Write the material out again, line by line, exactly as it is.

-- Start Dataset records --

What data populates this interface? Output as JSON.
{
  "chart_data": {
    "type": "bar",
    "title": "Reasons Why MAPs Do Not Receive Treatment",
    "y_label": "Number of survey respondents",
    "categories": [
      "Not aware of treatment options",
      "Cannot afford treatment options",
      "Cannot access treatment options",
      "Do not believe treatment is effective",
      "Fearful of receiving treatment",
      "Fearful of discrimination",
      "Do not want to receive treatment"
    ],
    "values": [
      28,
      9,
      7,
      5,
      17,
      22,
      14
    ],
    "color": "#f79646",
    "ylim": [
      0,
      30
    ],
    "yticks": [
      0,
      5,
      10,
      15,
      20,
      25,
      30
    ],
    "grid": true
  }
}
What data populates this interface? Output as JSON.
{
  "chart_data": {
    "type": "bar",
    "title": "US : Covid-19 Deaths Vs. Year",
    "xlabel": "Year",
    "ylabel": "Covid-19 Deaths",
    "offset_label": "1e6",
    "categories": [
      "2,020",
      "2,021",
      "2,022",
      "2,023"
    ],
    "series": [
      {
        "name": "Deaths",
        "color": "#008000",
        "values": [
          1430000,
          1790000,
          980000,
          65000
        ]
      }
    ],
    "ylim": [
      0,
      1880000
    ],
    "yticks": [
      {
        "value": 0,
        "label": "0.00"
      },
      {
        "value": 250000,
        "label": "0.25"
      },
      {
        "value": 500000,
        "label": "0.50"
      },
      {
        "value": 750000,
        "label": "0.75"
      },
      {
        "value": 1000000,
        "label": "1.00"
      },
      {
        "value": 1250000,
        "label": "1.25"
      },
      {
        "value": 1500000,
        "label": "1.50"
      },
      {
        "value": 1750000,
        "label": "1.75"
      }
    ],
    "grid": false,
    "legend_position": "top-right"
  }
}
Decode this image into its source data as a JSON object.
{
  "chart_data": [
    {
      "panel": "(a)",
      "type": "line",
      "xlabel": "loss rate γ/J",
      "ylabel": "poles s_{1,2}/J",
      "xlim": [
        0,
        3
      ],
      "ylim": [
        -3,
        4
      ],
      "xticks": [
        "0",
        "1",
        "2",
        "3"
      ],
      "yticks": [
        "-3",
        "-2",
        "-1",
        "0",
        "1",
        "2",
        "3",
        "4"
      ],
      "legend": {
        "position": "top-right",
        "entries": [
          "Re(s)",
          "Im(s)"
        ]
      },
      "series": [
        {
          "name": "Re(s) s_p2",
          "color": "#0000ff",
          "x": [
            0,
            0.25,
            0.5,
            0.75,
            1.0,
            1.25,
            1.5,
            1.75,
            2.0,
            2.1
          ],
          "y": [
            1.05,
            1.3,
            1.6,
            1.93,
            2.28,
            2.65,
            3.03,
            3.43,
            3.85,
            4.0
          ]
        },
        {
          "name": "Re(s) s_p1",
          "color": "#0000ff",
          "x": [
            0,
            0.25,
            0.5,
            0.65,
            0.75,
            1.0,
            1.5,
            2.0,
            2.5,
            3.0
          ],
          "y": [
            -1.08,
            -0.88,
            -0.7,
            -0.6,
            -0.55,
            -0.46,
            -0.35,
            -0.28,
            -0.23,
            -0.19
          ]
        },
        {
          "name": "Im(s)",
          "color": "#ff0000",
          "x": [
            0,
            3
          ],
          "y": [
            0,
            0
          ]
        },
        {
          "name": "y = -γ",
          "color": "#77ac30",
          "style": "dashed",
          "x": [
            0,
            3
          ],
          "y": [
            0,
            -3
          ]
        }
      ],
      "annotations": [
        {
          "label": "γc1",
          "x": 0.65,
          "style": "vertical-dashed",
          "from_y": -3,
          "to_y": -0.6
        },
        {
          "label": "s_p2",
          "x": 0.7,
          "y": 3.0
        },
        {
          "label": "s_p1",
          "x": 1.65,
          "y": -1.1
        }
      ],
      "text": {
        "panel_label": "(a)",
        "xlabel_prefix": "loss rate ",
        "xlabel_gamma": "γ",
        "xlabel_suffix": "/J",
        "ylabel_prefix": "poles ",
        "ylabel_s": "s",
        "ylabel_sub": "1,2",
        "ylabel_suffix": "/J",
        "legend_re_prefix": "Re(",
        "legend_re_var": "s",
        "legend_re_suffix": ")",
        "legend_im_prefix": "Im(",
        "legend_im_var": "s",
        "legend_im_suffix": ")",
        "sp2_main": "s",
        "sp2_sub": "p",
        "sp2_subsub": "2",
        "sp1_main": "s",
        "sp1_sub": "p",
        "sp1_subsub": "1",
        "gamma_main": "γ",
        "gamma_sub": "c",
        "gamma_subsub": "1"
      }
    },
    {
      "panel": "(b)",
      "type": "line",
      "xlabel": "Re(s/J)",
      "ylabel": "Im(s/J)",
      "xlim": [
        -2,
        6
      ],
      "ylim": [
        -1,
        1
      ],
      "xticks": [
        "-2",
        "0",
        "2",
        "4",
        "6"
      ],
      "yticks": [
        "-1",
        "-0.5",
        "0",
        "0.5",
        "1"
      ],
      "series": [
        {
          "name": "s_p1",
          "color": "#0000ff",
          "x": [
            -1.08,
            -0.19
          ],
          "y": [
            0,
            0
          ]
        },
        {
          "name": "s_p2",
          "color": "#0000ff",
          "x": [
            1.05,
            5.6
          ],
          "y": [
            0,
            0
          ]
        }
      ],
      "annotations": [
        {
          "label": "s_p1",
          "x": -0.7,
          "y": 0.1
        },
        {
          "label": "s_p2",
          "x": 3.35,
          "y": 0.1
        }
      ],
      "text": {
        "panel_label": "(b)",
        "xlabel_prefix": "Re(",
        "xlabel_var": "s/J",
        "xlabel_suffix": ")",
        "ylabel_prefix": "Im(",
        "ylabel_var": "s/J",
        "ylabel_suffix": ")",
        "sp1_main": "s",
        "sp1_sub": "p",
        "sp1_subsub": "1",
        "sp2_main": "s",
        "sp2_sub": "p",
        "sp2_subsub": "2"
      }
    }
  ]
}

-- End Dataset records --

Result for this exercise:
What data populates this interface? Output as JSON.
{
  "chart_data": {
    "type": "bar",
    "title": "Reasons Why MAPs Do Not Receive Treatment",
    "y_label": "Number of survey respondents",
    "categories": [
      "Not aware of treatment options",
      "Cannot afford treatment options",
      "Cannot access treatment options",
      "Do not believe treatment is effective",
      "Fearful of receiving treatment",
      "Fearful of discrimination",
      "Do not want to receive treatment"
    ],
    "values": [
      28,
      9,
      7,
      5,
      17,
      22,
      14
    ],
    "color": "#f79646",
    "ylim": [
      0,
      30
    ],
    "yticks": [
      0,
      5,
      10,
      15,
      20,
      25,
      30
    ],
    "grid": true
  }
}
What data populates this interface? Output as JSON.
{
  "chart_data": {
    "type": "bar",
    "title": "US : Covid-19 Deaths Vs. Year",
    "xlabel": "Year",
    "ylabel": "Covid-19 Deaths",
    "offset_label": "1e6",
    "categories": [
      "2,020",
      "2,021",
      "2,022",
      "2,023"
    ],
    "series": [
      {
        "name": "Deaths",
        "color": "#008000",
        "values": [
          1430000,
          1790000,
          980000,
          65000
        ]
      }
    ],
    "ylim": [
      0,
      1880000
    ],
    "yticks": [
      {
        "value": 0,
        "label": "0.00"
      },
      {
        "value": 250000,
        "label": "0.25"
      },
      {
        "value": 500000,
        "label": "0.50"
      },
      {
        "value": 750000,
        "label": "0.75"
      },
      {
        "value": 1000000,
        "label": "1.00"
      },
      {
        "value": 1250000,
        "label": "1.25"
      },
      {
        "value": 1500000,
        "label": "1.50"
      },
      {
        "value": 1750000,
        "label": "1.75"
      }
    ],
    "grid": false,
    "legend_position": "top-right"
  }
}
Decode this image into its source data as a JSON object.
{
  "chart_data": [
    {
      "panel": "(a)",
      "type": "line",
      "xlabel": "loss rate γ/J",
      "ylabel": "poles s_{1,2}/J",
      "xlim": [
        0,
        3
      ],
      "ylim": [
        -3,
        4
      ],
      "xticks": [
        "0",
        "1",
        "2",
        "3"
      ],
      "yticks": [
        "-3",
        "-2",
        "-1",
        "0",
        "1",
        "2",
        "3",
        "4"
      ],
      "legend": {
        "position": "top-right",
        "entries": [
          "Re(s)",
          "Im(s)"
        ]
      },
      "series": [
        {
          "name": "Re(s) s_p2",
          "color": "#0000ff",
          "x": [
            0,
            0.25,
            0.5,
            0.75,
            1.0,
            1.25,
            1.5,
            1.75,
            2.0,
            2.1
          ],
          "y": [
            1.05,
            1.3,
            1.6,
            1.93,
            2.28,
            2.65,
            3.03,
            3.43,
            3.85,
            4.0
          ]
        },
        {
          "name": "Re(s) s_p1",
          "color": "#0000ff",
          "x": [
            0,
            0.25,
            0.5,
            0.65,
            0.75,
            1.0,
            1.5,
            2.0,
            2.5,
            3.0
          ],
          "y": [
            -1.08,
            -0.88,
            -0.7,
            -0.6,
            -0.55,
            -0.46,
            -0.35,
            -0.28,
            -0.23,
            -0.19
          ]
        },
        {
          "name": "Im(s)",
          "color": "#ff0000",
          "x": [
            0,
            3
          ],
          "y": [
            0,
            0
          ]
        },
        {
          "name": "y = -γ",
          "color": "#77ac30",
          "style": "dashed",
          "x": [
            0,
            3
          ],
          "y": [
            0,
            -3
          ]
        }
      ],
      "annotations": [
        {
          "label": "γc1",
          "x": 0.65,
          "style": "vertical-dashed",
          "from_y": -3,
          "to_y": -0.6
        },
        {
          "label": "s_p2",
          "x": 0.7,
          "y": 3.0
        },
        {
          "label": "s_p1",
          "x": 1.65,
          "y": -1.1
        }
      ],
      "text": {
        "panel_label": "(a)",
        "xlabel_prefix": "loss rate ",
        "xlabel_gamma": "γ",
        "xlabel_suffix": "/J",
        "ylabel_prefix": "poles ",
        "ylabel_s": "s",
        "ylabel_sub": "1,2",
        "ylabel_suffix": "/J",
        "legend_re_prefix": "Re(",
        "legend_re_var": "s",
        "legend_re_suffix": ")",
        "legend_im_prefix": "Im(",
        "legend_im_var": "s",
        "legend_im_suffix": ")",
        "sp2_main": "s",
        "sp2_sub": "p",
        "sp2_subsub": "2",
        "sp1_main": "s",
        "sp1_sub": "p",
        "sp1_subsub": "1",
        "gamma_main": "γ",
        "gamma_sub": "c",
        "gamma_subsub": "1"
      }
    },
    {
      "panel": "(b)",
      "type": "line",
      "xlabel": "Re(s/J)",
      "ylabel": "Im(s/J)",
      "xlim": [
        -2,
        6
      ],
      "ylim": [
        -1,
        1
      ],
      "xticks": [
        "-2",
        "0",
        "2",
        "4",
        "6"
      ],
      "yticks": [
        "-1",
        "-0.5",
        "0",
        "0.5",
        "1"
      ],
      "series": [
        {
          "name": "s_p1",
          "color": "#0000ff",
          "x": [
            -1.08,
            -0.19
          ],
          "y": [
            0,
            0
          ]
        },
        {
          "name": "s_p2",
          "color": "#0000ff",
          "x": [
            1.05,
            5.6
          ],
          "y": [
            0,
            0
          ]
        }
      ],
      "annotations": [
        {
          "label": "s_p1",
          "x": -0.7,
          "y": 0.1
        },
        {
          "label": "s_p2",
          "x": 3.35,
          "y": 0.1
        }
      ],
      "text": {
        "panel_label": "(b)",
        "xlabel_prefix": "Re(",
        "xlabel_var": "s/J",
        "xlabel_suffix": ")",
        "ylabel_prefix": "Im(",
        "ylabel_var": "s/J",
        "ylabel_suffix": ")",
        "sp1_main": "s",
        "sp1_sub": "p",
        "sp1_subsub": "1",
        "sp2_main": "s",
        "sp2_sub": "p",
        "sp2_subsub": "2"
      }
    }
  ]
}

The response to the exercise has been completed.